Stated problem> Work out the number of lines with the word "text" in the material below, then reply with that number only.
── Dataset extract
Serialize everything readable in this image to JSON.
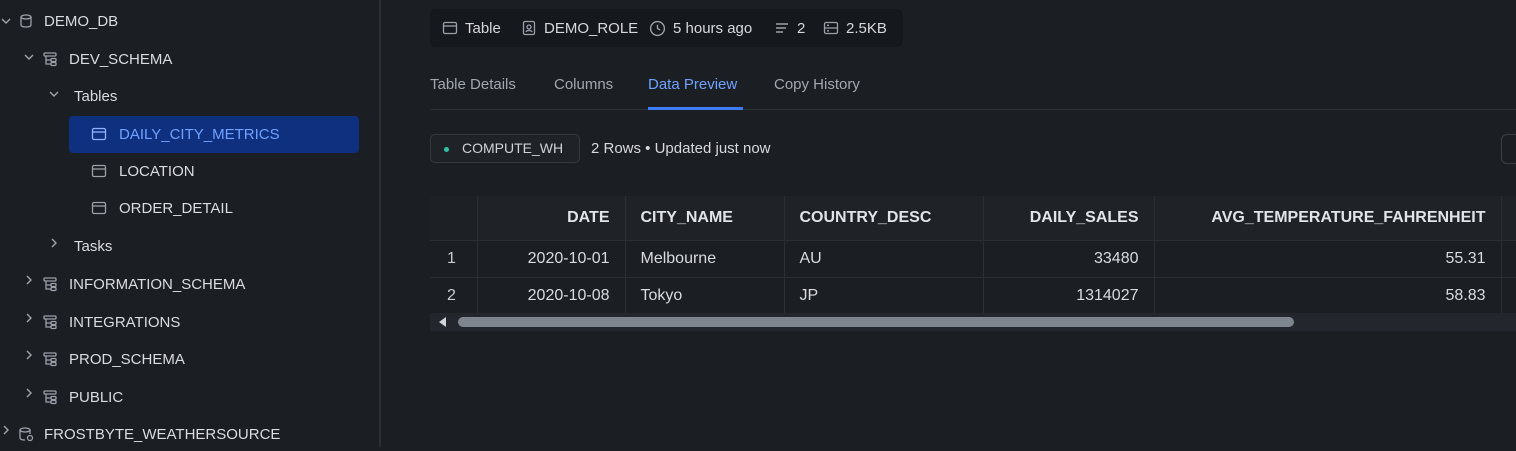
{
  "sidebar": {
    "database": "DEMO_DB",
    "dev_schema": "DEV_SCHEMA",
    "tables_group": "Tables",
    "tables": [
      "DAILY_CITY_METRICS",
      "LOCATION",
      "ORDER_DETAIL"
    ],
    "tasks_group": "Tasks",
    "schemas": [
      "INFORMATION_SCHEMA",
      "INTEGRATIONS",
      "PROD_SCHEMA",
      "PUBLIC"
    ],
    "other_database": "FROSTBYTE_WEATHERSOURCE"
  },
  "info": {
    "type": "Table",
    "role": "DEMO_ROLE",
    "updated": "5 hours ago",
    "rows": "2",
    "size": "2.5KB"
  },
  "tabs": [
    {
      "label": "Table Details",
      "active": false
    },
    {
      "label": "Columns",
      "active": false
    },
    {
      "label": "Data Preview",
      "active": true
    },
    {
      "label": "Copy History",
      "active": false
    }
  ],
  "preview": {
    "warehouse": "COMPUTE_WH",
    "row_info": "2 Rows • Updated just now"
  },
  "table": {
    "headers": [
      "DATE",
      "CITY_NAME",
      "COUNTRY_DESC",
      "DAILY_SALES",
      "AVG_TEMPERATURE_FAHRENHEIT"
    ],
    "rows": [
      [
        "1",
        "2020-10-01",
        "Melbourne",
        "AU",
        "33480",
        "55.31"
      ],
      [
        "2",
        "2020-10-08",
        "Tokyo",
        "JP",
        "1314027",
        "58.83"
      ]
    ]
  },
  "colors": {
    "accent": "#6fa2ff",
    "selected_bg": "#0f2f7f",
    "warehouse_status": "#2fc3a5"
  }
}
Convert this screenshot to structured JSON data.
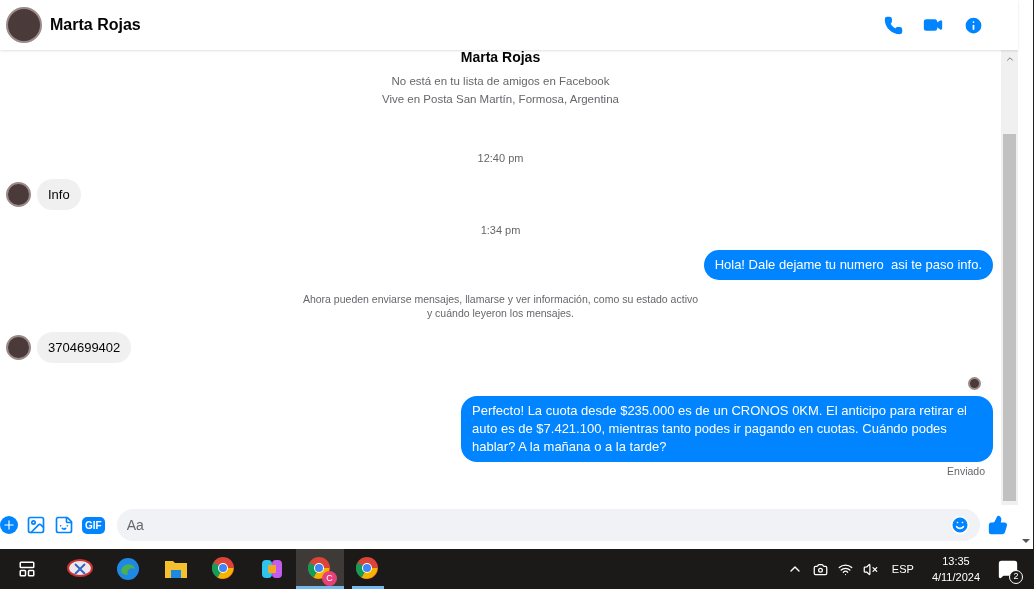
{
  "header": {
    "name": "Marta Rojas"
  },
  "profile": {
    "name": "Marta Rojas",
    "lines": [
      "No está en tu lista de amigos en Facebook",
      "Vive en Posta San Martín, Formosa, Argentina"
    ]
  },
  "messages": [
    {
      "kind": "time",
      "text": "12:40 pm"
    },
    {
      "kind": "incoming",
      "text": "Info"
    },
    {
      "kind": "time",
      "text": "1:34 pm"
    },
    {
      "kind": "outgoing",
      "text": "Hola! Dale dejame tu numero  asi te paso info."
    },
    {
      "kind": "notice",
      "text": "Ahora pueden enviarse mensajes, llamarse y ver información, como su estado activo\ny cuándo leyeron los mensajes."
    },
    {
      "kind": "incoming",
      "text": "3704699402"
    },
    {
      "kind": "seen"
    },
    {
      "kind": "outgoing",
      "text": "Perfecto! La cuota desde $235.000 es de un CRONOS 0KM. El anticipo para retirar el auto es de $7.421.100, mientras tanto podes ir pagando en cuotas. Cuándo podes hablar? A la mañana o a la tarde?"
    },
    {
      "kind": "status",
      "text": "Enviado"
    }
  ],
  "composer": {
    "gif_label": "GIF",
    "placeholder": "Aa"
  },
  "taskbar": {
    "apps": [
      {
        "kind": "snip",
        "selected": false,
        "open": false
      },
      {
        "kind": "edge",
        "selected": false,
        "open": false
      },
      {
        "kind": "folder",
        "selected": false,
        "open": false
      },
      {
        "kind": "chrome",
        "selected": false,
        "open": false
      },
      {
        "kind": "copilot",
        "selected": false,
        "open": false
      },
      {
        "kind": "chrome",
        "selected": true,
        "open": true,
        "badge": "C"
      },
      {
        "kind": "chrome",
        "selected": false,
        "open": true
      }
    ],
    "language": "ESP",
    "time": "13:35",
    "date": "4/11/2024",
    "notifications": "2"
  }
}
────
── Dataset extract
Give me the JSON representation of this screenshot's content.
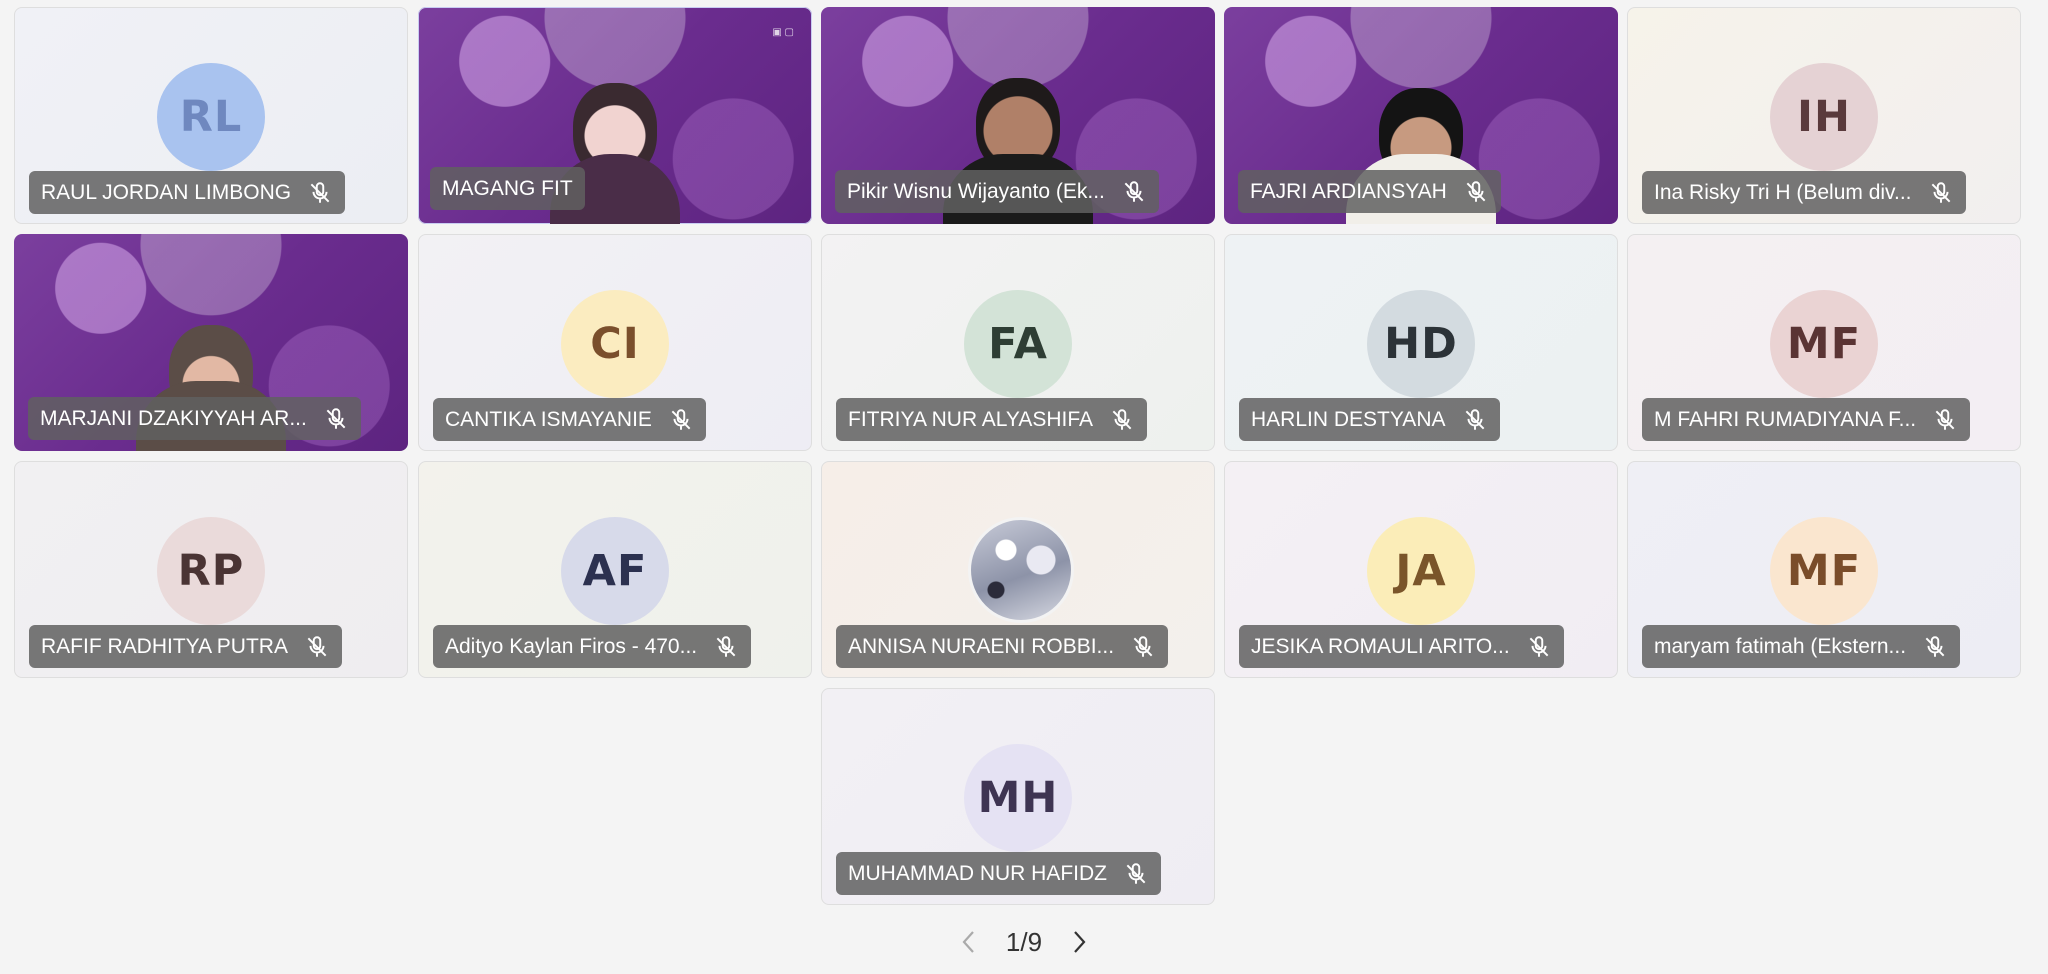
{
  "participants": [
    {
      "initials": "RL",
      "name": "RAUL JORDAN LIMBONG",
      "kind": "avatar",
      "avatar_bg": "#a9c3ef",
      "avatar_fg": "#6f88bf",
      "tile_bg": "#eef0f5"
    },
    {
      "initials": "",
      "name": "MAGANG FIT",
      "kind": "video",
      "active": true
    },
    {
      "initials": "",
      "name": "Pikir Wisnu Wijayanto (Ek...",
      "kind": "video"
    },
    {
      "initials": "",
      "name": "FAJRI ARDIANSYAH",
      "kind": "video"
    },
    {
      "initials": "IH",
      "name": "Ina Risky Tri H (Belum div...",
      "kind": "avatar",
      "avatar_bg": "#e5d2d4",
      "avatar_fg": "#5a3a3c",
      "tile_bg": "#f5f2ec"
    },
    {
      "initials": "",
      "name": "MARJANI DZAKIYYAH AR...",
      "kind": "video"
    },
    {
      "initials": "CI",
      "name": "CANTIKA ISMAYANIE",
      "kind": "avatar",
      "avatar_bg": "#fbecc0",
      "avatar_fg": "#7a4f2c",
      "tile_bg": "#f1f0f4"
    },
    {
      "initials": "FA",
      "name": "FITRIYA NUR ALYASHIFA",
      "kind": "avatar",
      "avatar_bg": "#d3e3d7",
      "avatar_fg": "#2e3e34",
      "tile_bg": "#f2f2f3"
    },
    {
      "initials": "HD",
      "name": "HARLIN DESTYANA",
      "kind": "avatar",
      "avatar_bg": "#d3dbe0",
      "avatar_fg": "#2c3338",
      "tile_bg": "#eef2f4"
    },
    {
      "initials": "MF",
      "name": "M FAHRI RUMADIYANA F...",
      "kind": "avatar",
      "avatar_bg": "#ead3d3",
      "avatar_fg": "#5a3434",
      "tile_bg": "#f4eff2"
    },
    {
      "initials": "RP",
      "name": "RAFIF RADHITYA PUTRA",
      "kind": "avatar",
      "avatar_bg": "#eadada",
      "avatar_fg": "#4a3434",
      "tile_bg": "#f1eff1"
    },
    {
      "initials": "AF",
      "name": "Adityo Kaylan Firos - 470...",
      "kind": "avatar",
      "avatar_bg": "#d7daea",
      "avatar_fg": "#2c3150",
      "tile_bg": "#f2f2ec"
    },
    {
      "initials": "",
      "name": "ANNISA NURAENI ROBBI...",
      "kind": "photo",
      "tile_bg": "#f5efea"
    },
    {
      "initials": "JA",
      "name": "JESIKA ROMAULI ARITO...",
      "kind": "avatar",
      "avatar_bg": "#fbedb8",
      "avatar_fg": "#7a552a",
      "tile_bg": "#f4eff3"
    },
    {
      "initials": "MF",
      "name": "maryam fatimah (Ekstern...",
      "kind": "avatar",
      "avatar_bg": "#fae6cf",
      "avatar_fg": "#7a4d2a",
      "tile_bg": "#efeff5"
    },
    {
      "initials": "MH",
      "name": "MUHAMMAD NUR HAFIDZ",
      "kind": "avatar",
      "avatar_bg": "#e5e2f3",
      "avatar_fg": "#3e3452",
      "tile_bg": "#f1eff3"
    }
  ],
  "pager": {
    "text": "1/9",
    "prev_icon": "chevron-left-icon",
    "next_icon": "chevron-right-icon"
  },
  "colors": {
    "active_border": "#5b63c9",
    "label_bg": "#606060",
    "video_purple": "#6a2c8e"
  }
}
────
Task output> 9